- **Directions**
Repeat all of the records verbatim.

- **Dataset**
####

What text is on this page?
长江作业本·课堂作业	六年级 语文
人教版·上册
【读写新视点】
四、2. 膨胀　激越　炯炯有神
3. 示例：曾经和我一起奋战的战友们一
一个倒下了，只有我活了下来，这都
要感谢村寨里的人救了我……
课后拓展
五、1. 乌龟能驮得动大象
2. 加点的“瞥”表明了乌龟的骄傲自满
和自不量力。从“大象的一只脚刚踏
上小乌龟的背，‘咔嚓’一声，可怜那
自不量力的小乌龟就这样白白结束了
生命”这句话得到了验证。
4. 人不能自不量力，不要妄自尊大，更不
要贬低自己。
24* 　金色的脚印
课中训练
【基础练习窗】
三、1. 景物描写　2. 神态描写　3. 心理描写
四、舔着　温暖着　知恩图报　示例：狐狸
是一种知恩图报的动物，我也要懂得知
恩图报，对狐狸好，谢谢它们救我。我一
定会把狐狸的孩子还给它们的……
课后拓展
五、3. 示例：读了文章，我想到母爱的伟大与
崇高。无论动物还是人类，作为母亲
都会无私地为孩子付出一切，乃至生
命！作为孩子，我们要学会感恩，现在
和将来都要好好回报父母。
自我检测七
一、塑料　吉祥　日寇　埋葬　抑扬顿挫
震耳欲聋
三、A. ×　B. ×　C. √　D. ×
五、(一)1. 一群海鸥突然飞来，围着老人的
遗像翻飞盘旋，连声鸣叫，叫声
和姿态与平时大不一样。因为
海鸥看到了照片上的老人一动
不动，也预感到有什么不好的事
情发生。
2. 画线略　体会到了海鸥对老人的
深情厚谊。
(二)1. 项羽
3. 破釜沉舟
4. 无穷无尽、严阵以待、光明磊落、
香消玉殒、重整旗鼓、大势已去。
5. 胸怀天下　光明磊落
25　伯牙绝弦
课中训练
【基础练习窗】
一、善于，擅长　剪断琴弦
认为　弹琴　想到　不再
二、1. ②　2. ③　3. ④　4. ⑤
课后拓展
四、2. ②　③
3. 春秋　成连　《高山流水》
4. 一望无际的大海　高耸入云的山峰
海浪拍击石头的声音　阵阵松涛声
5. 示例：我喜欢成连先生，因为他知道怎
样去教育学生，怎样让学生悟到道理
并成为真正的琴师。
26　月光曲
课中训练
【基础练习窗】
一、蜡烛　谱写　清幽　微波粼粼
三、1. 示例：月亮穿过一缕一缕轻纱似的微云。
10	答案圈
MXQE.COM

####

- **The answer**
What text is on this page?
长江作业本·课堂作业	六年级 语文
人教版·上册
【读写新视点】
四、2. 膨胀　激越　炯炯有神
3. 示例：曾经和我一起奋战的战友们一
一个倒下了，只有我活了下来，这都
要感谢村寨里的人救了我……
课后拓展
五、1. 乌龟能驮得动大象
2. 加点的“瞥”表明了乌龟的骄傲自满
和自不量力。从“大象的一只脚刚踏
上小乌龟的背，‘咔嚓’一声，可怜那
自不量力的小乌龟就这样白白结束了
生命”这句话得到了验证。
4. 人不能自不量力，不要妄自尊大，更不
要贬低自己。
24* 　金色的脚印
课中训练
【基础练习窗】
三、1. 景物描写　2. 神态描写　3. 心理描写
四、舔着　温暖着　知恩图报　示例：狐狸
是一种知恩图报的动物，我也要懂得知
恩图报，对狐狸好，谢谢它们救我。我一
定会把狐狸的孩子还给它们的……
课后拓展
五、3. 示例：读了文章，我想到母爱的伟大与
崇高。无论动物还是人类，作为母亲
都会无私地为孩子付出一切，乃至生
命！作为孩子，我们要学会感恩，现在
和将来都要好好回报父母。
自我检测七
一、塑料　吉祥　日寇　埋葬　抑扬顿挫
震耳欲聋
三、A. ×　B. ×　C. √　D. ×
五、(一)1. 一群海鸥突然飞来，围着老人的
遗像翻飞盘旋，连声鸣叫，叫声
和姿态与平时大不一样。因为
海鸥看到了照片上的老人一动
不动，也预感到有什么不好的事
情发生。
2. 画线略　体会到了海鸥对老人的
深情厚谊。
(二)1. 项羽
3. 破釜沉舟
4. 无穷无尽、严阵以待、光明磊落、
香消玉殒、重整旗鼓、大势已去。
5. 胸怀天下　光明磊落
25　伯牙绝弦
课中训练
【基础练习窗】
一、善于，擅长　剪断琴弦
认为　弹琴　想到　不再
二、1. ②　2. ③　3. ④　4. ⑤
课后拓展
四、2. ②　③
3. 春秋　成连　《高山流水》
4. 一望无际的大海　高耸入云的山峰
海浪拍击石头的声音　阵阵松涛声
5. 示例：我喜欢成连先生，因为他知道怎
样去教育学生，怎样让学生悟到道理
并成为真正的琴师。
26　月光曲
课中训练
【基础练习窗】
一、蜡烛　谱写　清幽　微波粼粼
三、1. 示例：月亮穿过一缕一缕轻纱似的微云。
10	答案圈
MXQE.COM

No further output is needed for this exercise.